- [Requirement]
Go through the records and copy each line where the word "color" occurs.

* begin Materials provided *

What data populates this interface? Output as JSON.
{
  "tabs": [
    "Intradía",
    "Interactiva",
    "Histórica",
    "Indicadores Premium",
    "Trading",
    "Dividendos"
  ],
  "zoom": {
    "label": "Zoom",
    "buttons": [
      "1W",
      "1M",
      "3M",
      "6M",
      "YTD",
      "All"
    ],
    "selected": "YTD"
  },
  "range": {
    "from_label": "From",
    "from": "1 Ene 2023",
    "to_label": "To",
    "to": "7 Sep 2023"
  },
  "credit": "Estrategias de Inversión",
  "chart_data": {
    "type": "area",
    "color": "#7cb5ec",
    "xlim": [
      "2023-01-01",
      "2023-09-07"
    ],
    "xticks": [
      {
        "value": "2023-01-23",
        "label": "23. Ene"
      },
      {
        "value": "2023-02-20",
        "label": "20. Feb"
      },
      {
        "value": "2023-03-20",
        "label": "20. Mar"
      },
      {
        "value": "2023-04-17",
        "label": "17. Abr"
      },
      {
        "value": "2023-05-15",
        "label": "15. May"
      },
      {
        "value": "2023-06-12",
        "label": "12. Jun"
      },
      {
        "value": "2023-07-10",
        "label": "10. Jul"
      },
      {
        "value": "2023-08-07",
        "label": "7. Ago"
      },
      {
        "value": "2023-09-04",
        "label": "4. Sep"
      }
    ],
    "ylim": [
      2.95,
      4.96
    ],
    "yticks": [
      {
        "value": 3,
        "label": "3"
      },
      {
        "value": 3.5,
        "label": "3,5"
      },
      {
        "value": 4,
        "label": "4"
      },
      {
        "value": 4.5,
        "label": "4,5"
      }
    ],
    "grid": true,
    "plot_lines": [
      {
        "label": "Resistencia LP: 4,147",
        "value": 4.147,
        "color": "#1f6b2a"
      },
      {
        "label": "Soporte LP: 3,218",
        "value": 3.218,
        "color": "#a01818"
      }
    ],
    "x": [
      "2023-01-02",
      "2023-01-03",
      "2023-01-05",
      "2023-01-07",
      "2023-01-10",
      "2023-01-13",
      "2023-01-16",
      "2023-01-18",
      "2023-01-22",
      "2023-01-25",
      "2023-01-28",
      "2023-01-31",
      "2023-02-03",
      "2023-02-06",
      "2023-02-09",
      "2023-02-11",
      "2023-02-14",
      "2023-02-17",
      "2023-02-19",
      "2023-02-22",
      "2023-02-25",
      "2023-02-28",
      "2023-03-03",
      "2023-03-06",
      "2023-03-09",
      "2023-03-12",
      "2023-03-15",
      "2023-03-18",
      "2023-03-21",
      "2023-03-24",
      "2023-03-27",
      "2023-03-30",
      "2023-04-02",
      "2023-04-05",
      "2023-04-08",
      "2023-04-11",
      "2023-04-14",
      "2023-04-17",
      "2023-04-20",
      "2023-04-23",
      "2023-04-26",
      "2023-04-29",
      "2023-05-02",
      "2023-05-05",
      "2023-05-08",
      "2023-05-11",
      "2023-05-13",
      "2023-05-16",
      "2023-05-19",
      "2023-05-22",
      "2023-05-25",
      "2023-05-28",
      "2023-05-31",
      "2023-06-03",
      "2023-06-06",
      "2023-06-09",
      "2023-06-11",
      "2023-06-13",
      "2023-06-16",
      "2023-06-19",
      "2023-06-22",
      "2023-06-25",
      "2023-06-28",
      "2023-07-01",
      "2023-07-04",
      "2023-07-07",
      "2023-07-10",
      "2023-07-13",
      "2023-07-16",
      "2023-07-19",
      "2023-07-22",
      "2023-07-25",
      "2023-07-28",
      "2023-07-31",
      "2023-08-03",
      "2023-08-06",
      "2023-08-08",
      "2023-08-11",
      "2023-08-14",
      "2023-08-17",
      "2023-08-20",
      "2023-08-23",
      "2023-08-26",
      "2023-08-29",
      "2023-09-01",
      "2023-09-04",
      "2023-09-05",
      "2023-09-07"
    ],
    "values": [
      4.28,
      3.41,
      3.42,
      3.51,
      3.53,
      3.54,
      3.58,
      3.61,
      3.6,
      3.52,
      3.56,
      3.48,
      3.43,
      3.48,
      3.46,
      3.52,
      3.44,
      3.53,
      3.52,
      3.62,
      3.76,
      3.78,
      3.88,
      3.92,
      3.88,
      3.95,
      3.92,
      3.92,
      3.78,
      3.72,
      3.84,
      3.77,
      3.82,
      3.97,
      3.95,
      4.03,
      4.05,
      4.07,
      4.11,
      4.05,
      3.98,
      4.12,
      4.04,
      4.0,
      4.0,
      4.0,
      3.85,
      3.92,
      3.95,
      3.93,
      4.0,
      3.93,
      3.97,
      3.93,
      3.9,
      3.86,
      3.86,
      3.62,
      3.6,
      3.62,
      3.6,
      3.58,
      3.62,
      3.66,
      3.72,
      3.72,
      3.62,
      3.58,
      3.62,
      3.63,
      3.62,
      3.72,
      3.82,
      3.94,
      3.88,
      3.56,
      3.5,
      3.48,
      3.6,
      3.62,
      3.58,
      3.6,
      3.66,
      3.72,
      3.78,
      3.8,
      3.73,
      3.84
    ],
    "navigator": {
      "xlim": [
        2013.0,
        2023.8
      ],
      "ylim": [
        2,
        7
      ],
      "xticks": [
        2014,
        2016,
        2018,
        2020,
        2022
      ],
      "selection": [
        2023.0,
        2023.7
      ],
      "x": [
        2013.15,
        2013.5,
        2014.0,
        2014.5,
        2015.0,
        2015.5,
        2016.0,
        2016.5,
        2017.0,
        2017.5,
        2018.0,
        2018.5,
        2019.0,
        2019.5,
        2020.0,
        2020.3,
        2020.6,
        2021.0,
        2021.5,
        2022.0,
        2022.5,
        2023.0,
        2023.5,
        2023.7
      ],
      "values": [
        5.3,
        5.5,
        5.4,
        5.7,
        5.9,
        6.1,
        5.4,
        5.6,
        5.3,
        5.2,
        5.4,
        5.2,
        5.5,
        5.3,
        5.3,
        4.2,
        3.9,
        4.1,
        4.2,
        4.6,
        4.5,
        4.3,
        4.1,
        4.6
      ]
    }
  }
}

* end Materials provided *

- [Reply to the exercise]
    "color": "#7cb5ec",
        "color": "#1f6b2a"
        "color": "#a01818"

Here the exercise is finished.